**What to work on**
Extract every line below, verbatim.

**Records for this task**
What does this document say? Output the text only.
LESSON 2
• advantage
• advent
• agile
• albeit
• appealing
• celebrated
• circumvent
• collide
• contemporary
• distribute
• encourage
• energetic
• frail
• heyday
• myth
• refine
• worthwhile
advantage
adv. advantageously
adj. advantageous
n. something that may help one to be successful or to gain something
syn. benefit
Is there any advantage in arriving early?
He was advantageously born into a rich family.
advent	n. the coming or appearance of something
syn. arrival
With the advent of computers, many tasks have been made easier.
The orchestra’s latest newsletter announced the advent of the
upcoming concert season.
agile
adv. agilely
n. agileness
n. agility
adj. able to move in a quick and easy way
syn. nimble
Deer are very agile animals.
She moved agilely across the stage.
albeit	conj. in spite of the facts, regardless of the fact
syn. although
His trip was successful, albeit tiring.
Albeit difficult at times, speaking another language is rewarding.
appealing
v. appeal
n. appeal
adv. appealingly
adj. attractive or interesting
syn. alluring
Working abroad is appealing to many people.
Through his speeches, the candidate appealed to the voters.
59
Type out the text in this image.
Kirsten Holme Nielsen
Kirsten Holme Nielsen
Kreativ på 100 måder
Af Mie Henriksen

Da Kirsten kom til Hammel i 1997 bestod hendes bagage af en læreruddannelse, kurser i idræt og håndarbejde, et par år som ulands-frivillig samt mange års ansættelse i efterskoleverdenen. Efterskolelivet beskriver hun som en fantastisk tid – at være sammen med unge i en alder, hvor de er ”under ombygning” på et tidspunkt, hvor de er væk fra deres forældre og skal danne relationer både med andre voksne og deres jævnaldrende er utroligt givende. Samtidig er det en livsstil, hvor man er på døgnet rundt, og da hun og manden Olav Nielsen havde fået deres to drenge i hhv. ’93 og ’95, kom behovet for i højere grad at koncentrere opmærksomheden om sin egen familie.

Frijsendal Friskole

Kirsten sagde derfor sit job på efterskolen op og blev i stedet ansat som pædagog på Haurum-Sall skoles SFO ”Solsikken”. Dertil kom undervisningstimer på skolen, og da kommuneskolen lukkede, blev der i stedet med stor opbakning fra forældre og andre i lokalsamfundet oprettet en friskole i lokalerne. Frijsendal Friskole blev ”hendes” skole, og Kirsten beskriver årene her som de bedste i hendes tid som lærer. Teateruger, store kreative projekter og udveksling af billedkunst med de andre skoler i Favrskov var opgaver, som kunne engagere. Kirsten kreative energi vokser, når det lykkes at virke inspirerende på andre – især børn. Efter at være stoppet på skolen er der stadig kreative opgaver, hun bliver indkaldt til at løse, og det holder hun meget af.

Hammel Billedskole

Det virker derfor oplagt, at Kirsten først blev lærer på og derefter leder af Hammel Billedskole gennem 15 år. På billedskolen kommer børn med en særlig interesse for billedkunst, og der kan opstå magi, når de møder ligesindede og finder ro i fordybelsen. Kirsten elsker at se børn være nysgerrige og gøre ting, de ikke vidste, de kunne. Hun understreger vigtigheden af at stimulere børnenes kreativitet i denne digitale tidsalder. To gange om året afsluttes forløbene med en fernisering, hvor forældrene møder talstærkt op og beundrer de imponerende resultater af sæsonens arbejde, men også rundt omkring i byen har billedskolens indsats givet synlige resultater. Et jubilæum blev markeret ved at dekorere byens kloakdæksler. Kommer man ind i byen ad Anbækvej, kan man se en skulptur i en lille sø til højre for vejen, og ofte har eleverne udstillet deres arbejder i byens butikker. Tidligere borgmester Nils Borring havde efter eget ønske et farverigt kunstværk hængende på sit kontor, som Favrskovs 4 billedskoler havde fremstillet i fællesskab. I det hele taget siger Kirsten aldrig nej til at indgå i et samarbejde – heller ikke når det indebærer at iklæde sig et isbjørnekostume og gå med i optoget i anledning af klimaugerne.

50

**Exercise solution**
What does this document say? Output the text only.
LESSON 2
• advantage
• advent
• agile
• albeit
• appealing
• celebrated
• circumvent
• collide
• contemporary
• distribute
• encourage
• energetic
• frail
• heyday
• myth
• refine
• worthwhile
advantage
adv. advantageously
adj. advantageous
n. something that may help one to be successful or to gain something
syn. benefit
Is there any advantage in arriving early?
He was advantageously born into a rich family.
advent	n. the coming or appearance of something
syn. arrival
With the advent of computers, many tasks have been made easier.
The orchestra’s latest newsletter announced the advent of the
upcoming concert season.
agile
adv. agilely
n. agileness
n. agility
adj. able to move in a quick and easy way
syn. nimble
Deer are very agile animals.
She moved agilely across the stage.
albeit	conj. in spite of the facts, regardless of the fact
syn. although
His trip was successful, albeit tiring.
Albeit difficult at times, speaking another language is rewarding.
appealing
v. appeal
n. appeal
adv. appealingly
adj. attractive or interesting
syn. alluring
Working abroad is appealing to many people.
Through his speeches, the candidate appealed to the voters.
59
Type out the text in this image.
Kirsten Holme Nielsen
Kirsten Holme Nielsen
Kreativ på 100 måder
Af Mie Henriksen

Da Kirsten kom til Hammel i 1997 bestod hendes bagage af en læreruddannelse, kurser i idræt og håndarbejde, et par år som ulands-frivillig samt mange års ansættelse i efterskoleverdenen. Efterskolelivet beskriver hun som en fantastisk tid – at være sammen med unge i en alder, hvor de er ”under ombygning” på et tidspunkt, hvor de er væk fra deres forældre og skal danne relationer både med andre voksne og deres jævnaldrende er utroligt givende. Samtidig er det en livsstil, hvor man er på døgnet rundt, og da hun og manden Olav Nielsen havde fået deres to drenge i hhv. ’93 og ’95, kom behovet for i højere grad at koncentrere opmærksomheden om sin egen familie.

Frijsendal Friskole

Kirsten sagde derfor sit job på efterskolen op og blev i stedet ansat som pædagog på Haurum-Sall skoles SFO ”Solsikken”. Dertil kom undervisningstimer på skolen, og da kommuneskolen lukkede, blev der i stedet med stor opbakning fra forældre og andre i lokalsamfundet oprettet en friskole i lokalerne. Frijsendal Friskole blev ”hendes” skole, og Kirsten beskriver årene her som de bedste i hendes tid som lærer. Teateruger, store kreative projekter og udveksling af billedkunst med de andre skoler i Favrskov var opgaver, som kunne engagere. Kirsten kreative energi vokser, når det lykkes at virke inspirerende på andre – især børn. Efter at være stoppet på skolen er der stadig kreative opgaver, hun bliver indkaldt til at løse, og det holder hun meget af.

Hammel Billedskole

Det virker derfor oplagt, at Kirsten først blev lærer på og derefter leder af Hammel Billedskole gennem 15 år. På billedskolen kommer børn med en særlig interesse for billedkunst, og der kan opstå magi, når de møder ligesindede og finder ro i fordybelsen. Kirsten elsker at se børn være nysgerrige og gøre ting, de ikke vidste, de kunne. Hun understreger vigtigheden af at stimulere børnenes kreativitet i denne digitale tidsalder. To gange om året afsluttes forløbene med en fernisering, hvor forældrene møder talstærkt op og beundrer de imponerende resultater af sæsonens arbejde, men også rundt omkring i byen har billedskolens indsats givet synlige resultater. Et jubilæum blev markeret ved at dekorere byens kloakdæksler. Kommer man ind i byen ad Anbækvej, kan man se en skulptur i en lille sø til højre for vejen, og ofte har eleverne udstillet deres arbejder i byens butikker. Tidligere borgmester Nils Borring havde efter eget ønske et farverigt kunstværk hængende på sit kontor, som Favrskovs 4 billedskoler havde fremstillet i fællesskab. I det hele taget siger Kirsten aldrig nej til at indgå i et samarbejde – heller ikke når det indebærer at iklæde sig et isbjørnekostume og gå med i optoget i anledning af klimaugerne.

50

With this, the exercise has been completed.